» Exercise requirements
From the first line of the records up to and including the line with "x-tick-label: 6 — [424, 405, 433, 421]", give each line as one string in a JSON list, leaving out blank lines.

» Information provided

>> start

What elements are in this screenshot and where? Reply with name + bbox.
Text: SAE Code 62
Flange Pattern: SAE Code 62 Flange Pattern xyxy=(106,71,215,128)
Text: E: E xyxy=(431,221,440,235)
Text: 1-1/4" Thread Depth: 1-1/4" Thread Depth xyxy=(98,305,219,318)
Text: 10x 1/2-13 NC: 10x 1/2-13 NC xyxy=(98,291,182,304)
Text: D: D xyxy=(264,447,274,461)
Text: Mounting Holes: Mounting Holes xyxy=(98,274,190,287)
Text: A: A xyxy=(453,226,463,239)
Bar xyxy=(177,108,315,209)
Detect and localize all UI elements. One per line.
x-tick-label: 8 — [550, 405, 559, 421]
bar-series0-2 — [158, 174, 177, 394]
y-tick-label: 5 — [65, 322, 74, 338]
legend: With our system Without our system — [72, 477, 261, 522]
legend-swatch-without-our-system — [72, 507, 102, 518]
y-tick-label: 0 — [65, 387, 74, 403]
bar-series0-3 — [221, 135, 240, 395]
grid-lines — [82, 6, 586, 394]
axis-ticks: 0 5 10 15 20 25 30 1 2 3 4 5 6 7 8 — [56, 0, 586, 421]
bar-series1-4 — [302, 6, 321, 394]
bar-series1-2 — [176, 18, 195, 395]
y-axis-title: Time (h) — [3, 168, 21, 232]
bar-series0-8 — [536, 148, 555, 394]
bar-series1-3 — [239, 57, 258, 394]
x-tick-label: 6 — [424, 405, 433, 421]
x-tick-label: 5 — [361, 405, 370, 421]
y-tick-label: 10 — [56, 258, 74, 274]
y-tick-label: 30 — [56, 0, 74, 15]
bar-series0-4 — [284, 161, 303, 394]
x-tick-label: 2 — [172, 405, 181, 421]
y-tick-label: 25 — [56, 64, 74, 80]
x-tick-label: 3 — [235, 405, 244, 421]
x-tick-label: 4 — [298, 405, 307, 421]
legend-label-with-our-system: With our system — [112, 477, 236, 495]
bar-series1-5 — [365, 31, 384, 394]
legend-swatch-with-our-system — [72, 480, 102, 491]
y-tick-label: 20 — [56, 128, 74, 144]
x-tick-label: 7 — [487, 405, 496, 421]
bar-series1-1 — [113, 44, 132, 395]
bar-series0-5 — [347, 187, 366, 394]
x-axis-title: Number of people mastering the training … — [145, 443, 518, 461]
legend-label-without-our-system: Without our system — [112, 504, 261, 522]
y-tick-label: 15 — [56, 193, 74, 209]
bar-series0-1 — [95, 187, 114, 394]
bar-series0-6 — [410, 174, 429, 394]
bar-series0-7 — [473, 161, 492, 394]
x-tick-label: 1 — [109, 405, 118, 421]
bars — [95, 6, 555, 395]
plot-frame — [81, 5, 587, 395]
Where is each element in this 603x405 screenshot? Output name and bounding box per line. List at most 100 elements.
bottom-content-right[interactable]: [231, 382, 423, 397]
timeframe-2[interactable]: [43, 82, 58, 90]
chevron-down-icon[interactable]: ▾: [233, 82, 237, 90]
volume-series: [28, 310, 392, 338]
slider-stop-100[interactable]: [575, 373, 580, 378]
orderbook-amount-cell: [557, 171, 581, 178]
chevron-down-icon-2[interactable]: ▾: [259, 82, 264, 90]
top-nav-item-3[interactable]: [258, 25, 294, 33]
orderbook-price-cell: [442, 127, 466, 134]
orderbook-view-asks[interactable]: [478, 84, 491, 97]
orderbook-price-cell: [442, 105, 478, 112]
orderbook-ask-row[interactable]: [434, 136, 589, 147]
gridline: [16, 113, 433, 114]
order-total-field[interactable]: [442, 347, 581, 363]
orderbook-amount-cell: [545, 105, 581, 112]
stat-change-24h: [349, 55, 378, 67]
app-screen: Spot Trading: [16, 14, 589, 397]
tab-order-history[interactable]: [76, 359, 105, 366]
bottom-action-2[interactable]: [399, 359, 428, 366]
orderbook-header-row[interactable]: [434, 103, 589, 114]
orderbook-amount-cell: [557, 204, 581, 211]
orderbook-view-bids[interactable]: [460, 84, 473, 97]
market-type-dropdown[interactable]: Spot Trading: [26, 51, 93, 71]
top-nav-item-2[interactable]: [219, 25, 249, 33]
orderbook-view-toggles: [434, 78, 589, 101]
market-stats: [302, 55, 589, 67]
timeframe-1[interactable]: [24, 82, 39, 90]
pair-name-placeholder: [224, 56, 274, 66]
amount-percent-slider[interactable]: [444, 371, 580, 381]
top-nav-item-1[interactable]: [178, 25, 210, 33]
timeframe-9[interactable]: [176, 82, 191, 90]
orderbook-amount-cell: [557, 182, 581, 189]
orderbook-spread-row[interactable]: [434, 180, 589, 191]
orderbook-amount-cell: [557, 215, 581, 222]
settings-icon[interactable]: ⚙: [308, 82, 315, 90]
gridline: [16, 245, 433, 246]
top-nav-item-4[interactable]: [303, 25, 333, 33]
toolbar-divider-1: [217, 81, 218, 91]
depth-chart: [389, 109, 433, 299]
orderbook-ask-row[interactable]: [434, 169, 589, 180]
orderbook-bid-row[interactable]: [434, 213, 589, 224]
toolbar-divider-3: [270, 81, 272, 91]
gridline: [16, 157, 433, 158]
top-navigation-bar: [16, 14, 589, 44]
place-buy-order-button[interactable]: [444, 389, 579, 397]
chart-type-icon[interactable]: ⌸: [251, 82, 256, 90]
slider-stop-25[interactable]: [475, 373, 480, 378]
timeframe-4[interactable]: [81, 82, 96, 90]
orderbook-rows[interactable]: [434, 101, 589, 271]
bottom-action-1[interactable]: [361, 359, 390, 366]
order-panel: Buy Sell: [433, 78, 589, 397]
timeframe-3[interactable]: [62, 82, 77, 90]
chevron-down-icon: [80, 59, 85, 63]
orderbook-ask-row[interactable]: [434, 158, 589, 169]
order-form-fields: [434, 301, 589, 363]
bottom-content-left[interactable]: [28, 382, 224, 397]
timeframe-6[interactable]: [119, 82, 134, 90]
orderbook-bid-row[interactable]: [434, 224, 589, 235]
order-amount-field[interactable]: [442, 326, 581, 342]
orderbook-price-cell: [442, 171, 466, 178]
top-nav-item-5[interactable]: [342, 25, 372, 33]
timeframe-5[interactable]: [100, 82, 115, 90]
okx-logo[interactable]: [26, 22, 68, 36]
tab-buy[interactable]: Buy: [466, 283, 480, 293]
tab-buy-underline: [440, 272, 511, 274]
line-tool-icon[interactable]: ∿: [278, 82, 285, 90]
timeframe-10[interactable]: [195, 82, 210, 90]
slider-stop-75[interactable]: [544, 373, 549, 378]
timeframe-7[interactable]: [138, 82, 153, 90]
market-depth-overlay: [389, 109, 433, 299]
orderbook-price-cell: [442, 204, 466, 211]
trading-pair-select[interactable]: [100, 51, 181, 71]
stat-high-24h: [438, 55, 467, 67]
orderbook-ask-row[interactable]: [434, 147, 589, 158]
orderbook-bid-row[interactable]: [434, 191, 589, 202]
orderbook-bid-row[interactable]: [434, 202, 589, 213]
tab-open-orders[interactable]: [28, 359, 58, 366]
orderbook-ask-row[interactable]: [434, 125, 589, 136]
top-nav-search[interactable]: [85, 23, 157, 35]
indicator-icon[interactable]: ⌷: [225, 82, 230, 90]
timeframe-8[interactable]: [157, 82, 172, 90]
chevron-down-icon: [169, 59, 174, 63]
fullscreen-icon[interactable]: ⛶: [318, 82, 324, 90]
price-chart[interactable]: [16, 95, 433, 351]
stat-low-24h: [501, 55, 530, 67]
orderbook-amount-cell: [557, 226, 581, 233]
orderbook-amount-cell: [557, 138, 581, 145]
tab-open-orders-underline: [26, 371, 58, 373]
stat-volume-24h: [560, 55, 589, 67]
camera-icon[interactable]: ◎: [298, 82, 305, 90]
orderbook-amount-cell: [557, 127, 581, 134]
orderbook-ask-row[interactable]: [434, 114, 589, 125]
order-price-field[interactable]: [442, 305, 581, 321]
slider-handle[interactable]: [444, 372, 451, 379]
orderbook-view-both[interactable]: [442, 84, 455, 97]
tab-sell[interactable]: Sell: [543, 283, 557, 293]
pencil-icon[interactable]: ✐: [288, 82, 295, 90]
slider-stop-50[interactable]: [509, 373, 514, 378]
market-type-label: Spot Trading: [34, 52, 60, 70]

>> end

» Task answer
[
  "What elements are in this screenshot and where? Reply with name + bbox.",
  "Text: SAE Code 62",
  "Flange Pattern: SAE Code 62 Flange Pattern xyxy=(106,71,215,128)",
  "Text: E: E xyxy=(431,221,440,235)",
  "Text: 1-1/4\" Thread Depth: 1-1/4\" Thread Depth xyxy=(98,305,219,318)",
  "Text: 10x 1/2-13 NC: 10x 1/2-13 NC xyxy=(98,291,182,304)",
  "Text: D: D xyxy=(264,447,274,461)",
  "Text: Mounting Holes: Mounting Holes xyxy=(98,274,190,287)",
  "Text: A: A xyxy=(453,226,463,239)",
  "Bar xyxy=(177,108,315,209)",
  "Detect and localize all UI elements. One per line.",
  "x-tick-label: 8 — [550, 405, 559, 421]",
  "bar-series0-2 — [158, 174, 177, 394]",
  "y-tick-label: 5 — [65, 322, 74, 338]",
  "legend: With our system Without our system — [72, 477, 261, 522]",
  "legend-swatch-without-our-system — [72, 507, 102, 518]",
  "y-tick-label: 0 — [65, 387, 74, 403]",
  "bar-series0-3 — [221, 135, 240, 395]",
  "grid-lines — [82, 6, 586, 394]",
  "axis-ticks: 0 5 10 15 20 25 30 1 2 3 4 5 6 7 8 — [56, 0, 586, 421]",
  "bar-series1-4 — [302, 6, 321, 394]",
  "bar-series1-2 — [176, 18, 195, 395]",
  "y-axis-title: Time (h) — [3, 168, 21, 232]",
  "bar-series0-8 — [536, 148, 555, 394]",
  "bar-series1-3 — [239, 57, 258, 394]",
  "x-tick-label: 6 — [424, 405, 433, 421]"
]